— Begin EXERCISE MATERIAL —
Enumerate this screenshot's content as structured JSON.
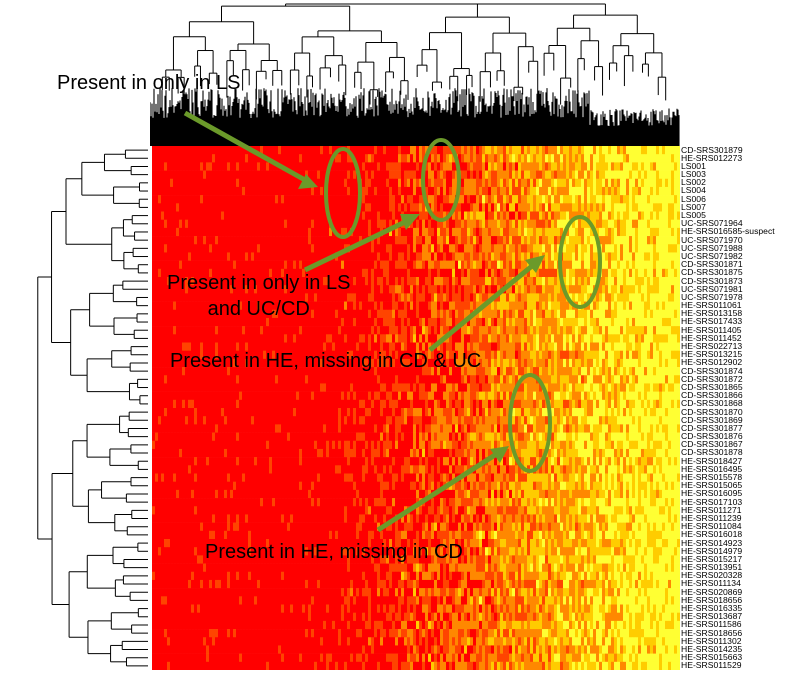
{
  "chart_data": {
    "type": "heatmap",
    "title": "",
    "xlabel": "",
    "ylabel": "",
    "colormap": [
      "#ff0000",
      "#ff4400",
      "#ff8800",
      "#ffcc00",
      "#ffff33"
    ],
    "row_labels": [
      "CD-SRS301879",
      "HE-SRS012273",
      "LS001",
      "LS003",
      "LS002",
      "LS004",
      "LS006",
      "LS007",
      "LS005",
      "UC-SRS071964",
      "HE-SRS016585-suspect",
      "UC-SRS071970",
      "UC-SRS071988",
      "UC-SRS071982",
      "CD-SRS301871",
      "CD-SRS301875",
      "CD-SRS301873",
      "UC-SRS071981",
      "UC-SRS071978",
      "HE-SRS011061",
      "HE-SRS013158",
      "HE-SRS017433",
      "HE-SRS011405",
      "HE-SRS011452",
      "HE-SRS022713",
      "HE-SRS013215",
      "HE-SRS012902",
      "CD-SRS301874",
      "CD-SRS301872",
      "CD-SRS301865",
      "CD-SRS301866",
      "CD-SRS301868",
      "CD-SRS301870",
      "CD-SRS301869",
      "CD-SRS301877",
      "CD-SRS301876",
      "CD-SRS301867",
      "CD-SRS301878",
      "HE-SRS018427",
      "HE-SRS016495",
      "HE-SRS015578",
      "HE-SRS015065",
      "HE-SRS016095",
      "HE-SRS017103",
      "HE-SRS011271",
      "HE-SRS011239",
      "HE-SRS011084",
      "HE-SRS016018",
      "HE-SRS014923",
      "HE-SRS014979",
      "HE-SRS015217",
      "HE-SRS013951",
      "HE-SRS020328",
      "HE-SRS011134",
      "HE-SRS020869",
      "HE-SRS018656",
      "HE-SRS016335",
      "HE-SRS013687",
      "HE-SRS011586",
      "HE-SRS018656",
      "HE-SRS011302",
      "HE-SRS014235",
      "HE-SRS015663",
      "HE-SRS011529"
    ],
    "gradient_breakpoints": [
      0.5,
      0.62,
      0.78,
      0.9
    ],
    "annotations": [
      "Present in only in LS",
      "Present in only in LS\nand UC/CD",
      "Present in HE, missing in CD & UC",
      "Present in HE, missing in CD"
    ]
  },
  "colors": {
    "annotation_green": "#6b9a2a",
    "dendrogram": "#000000"
  }
}
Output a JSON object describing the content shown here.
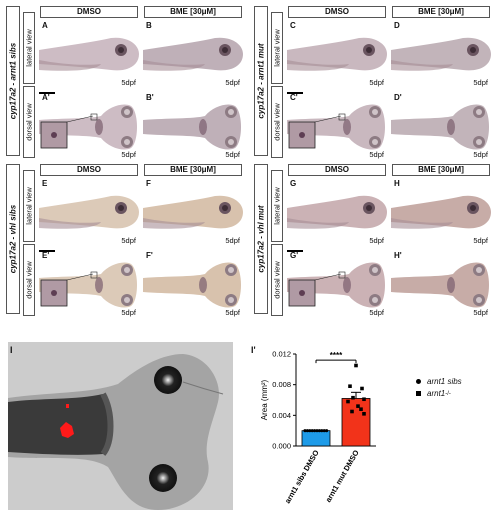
{
  "columns": {
    "left": "DMSO",
    "right": "BME [30μM]"
  },
  "views": {
    "lateral": "lateral view",
    "dorsal": "dorsal view"
  },
  "stage": "5dpf",
  "quads": [
    {
      "genotype": "cyp17a2 - arnt1 sibs",
      "labels": [
        "A",
        "B",
        "A'",
        "B'"
      ]
    },
    {
      "genotype": "cyp17a2 - arnt1 mut",
      "labels": [
        "C",
        "D",
        "C'",
        "D'"
      ]
    },
    {
      "genotype": "cyp17a2 - vhl sibs",
      "labels": [
        "E",
        "F",
        "E'",
        "F'"
      ]
    },
    {
      "genotype": "cyp17a2 - vhl mut",
      "labels": [
        "G",
        "H",
        "G'",
        "H'"
      ]
    }
  ],
  "panel_i_label": "I",
  "panel_ip_label": "I'",
  "colors": {
    "sibs_bar": "#1e9be8",
    "mut_bar": "#f2331a",
    "stain": "#6b4a6a",
    "highlight": "#ff1a1a"
  },
  "chart_data": {
    "type": "bar",
    "categories": [
      "arnt1 sibs DMSO",
      "arnt1 mut DMSO"
    ],
    "values": [
      0.002,
      0.0062
    ],
    "errors": [
      5e-05,
      0.0008
    ],
    "points": [
      [
        0.002,
        0.002,
        0.002,
        0.002,
        0.002,
        0.002,
        0.002,
        0.002,
        0.002,
        0.002
      ],
      [
        0.0105,
        0.0078,
        0.0075,
        0.0063,
        0.0061,
        0.0058,
        0.0052,
        0.0048,
        0.0045,
        0.0042
      ]
    ],
    "ylabel": "Area (mm²)",
    "yticks": [
      "0.000",
      "0.004",
      "0.008",
      "0.012"
    ],
    "ylim": [
      0,
      0.012
    ],
    "significance": "****",
    "legend": {
      "sibs": "arnt1 sibs",
      "mut": "arnt1",
      "mut_sup": "-/-"
    }
  }
}
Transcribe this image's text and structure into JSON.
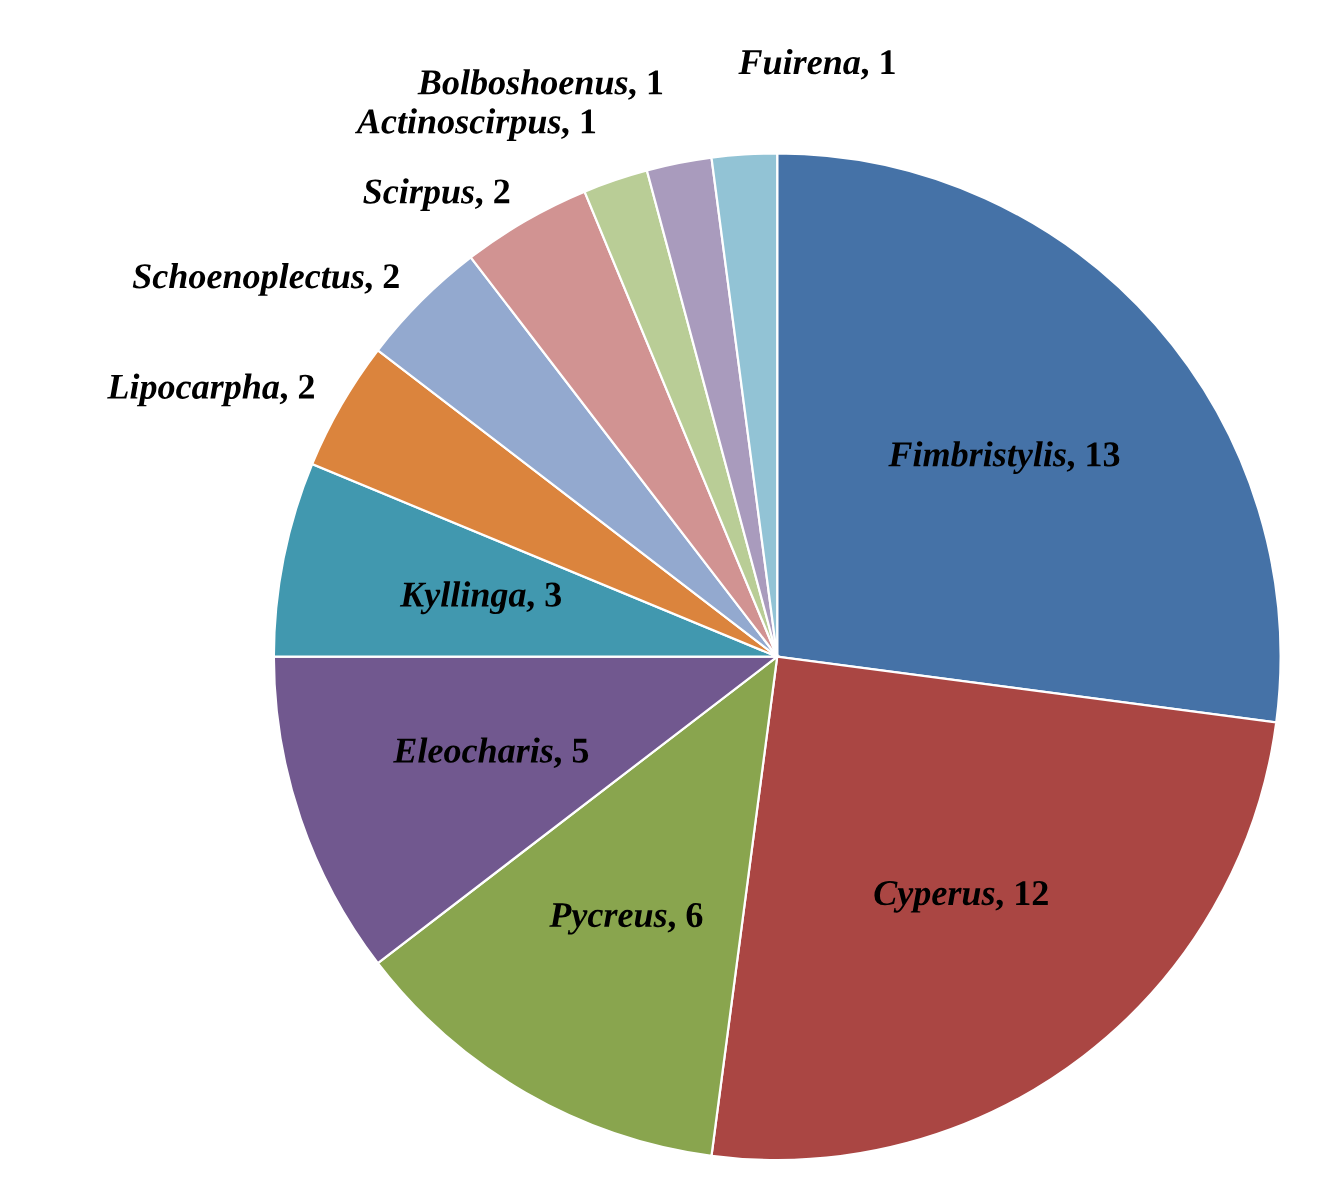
— End EXERCISE MATERIAL —
§ **STATED GOAL**
Using the data above, print every line exactly, omitting pictures.

§ **FULL ANSWER**
Enumerate this screenshot's content as structured JSON.
{
  "chart_data": {
    "type": "heatmap",
    "title": "",
    "xlabel": "",
    "ylabel": "",
    "colormap": [
      "#ff0000",
      "#ff4400",
      "#ff8800",
      "#ffcc00",
      "#ffff33"
    ],
    "row_labels": [
      "CD-SRS301879",
      "HE-SRS012273",
      "LS001",
      "LS003",
      "LS002",
      "LS004",
      "LS006",
      "LS007",
      "LS005",
      "UC-SRS071964",
      "HE-SRS016585-suspect",
      "UC-SRS071970",
      "UC-SRS071988",
      "UC-SRS071982",
      "CD-SRS301871",
      "CD-SRS301875",
      "CD-SRS301873",
      "UC-SRS071981",
      "UC-SRS071978",
      "HE-SRS011061",
      "HE-SRS013158",
      "HE-SRS017433",
      "HE-SRS011405",
      "HE-SRS011452",
      "HE-SRS022713",
      "HE-SRS013215",
      "HE-SRS012902",
      "CD-SRS301874",
      "CD-SRS301872",
      "CD-SRS301865",
      "CD-SRS301866",
      "CD-SRS301868",
      "CD-SRS301870",
      "CD-SRS301869",
      "CD-SRS301877",
      "CD-SRS301876",
      "CD-SRS301867",
      "CD-SRS301878",
      "HE-SRS018427",
      "HE-SRS016495",
      "HE-SRS015578",
      "HE-SRS015065",
      "HE-SRS016095",
      "HE-SRS017103",
      "HE-SRS011271",
      "HE-SRS011239",
      "HE-SRS011084",
      "HE-SRS016018",
      "HE-SRS014923",
      "HE-SRS014979",
      "HE-SRS015217",
      "HE-SRS013951",
      "HE-SRS020328",
      "HE-SRS011134",
      "HE-SRS020869",
      "HE-SRS018656",
      "HE-SRS016335",
      "HE-SRS013687",
      "HE-SRS011586",
      "HE-SRS018656",
      "HE-SRS011302",
      "HE-SRS014235",
      "HE-SRS015663",
      "HE-SRS011529"
    ],
    "gradient_breakpoints": [
      0.5,
      0.62,
      0.78,
      0.9
    ],
    "annotations": [
      "Present in only in LS",
      "Present in only in LS\nand UC/CD",
      "Present in HE, missing in CD & UC",
      "Present in HE, missing in CD"
    ]
  },
  "colors": {
    "annotation_green": "#6b9a2a",
    "dendrogram": "#000000"
  }
}
Output a JSON object describing the content shown here.
{
  "columns": {
    "left": "DMSO",
    "right": "BME [30μM]"
  },
  "views": {
    "lateral": "lateral view",
    "dorsal": "dorsal view"
  },
  "stage": "5dpf",
  "quads": [
    {
      "genotype": "cyp17a2 - arnt1 sibs",
      "labels": [
        "A",
        "B",
        "A'",
        "B'"
      ]
    },
    {
      "genotype": "cyp17a2 - arnt1 mut",
      "labels": [
        "C",
        "D",
        "C'",
        "D'"
      ]
    },
    {
      "genotype": "cyp17a2 - vhl sibs",
      "labels": [
        "E",
        "F",
        "E'",
        "F'"
      ]
    },
    {
      "genotype": "cyp17a2 - vhl mut",
      "labels": [
        "G",
        "H",
        "G'",
        "H'"
      ]
    }
  ],
  "panel_i_label": "I",
  "panel_ip_label": "I'",
  "colors": {
    "sibs_bar": "#1e9be8",
    "mut_bar": "#f2331a",
    "stain": "#6b4a6a",
    "highlight": "#ff1a1a"
  },
  "chart_data": {
    "type": "bar",
    "categories": [
      "arnt1 sibs DMSO",
      "arnt1 mut DMSO"
    ],
    "values": [
      0.002,
      0.0062
    ],
    "errors": [
      5e-05,
      0.0008
    ],
    "points": [
      [
        0.002,
        0.002,
        0.002,
        0.002,
        0.002,
        0.002,
        0.002,
        0.002,
        0.002,
        0.002
      ],
      [
        0.0105,
        0.0078,
        0.0075,
        0.0063,
        0.0061,
        0.0058,
        0.0052,
        0.0048,
        0.0045,
        0.0042
      ]
    ],
    "ylabel": "Area (mm²)",
    "yticks": [
      "0.000",
      "0.004",
      "0.008",
      "0.012"
    ],
    "ylim": [
      0,
      0.012
    ],
    "significance": "****",
    "legend": {
      "sibs": "arnt1 sibs",
      "mut": "arnt1",
      "mut_sup": "-/-"
    }
  }
}
Transcribe this image's text and structure into JSON.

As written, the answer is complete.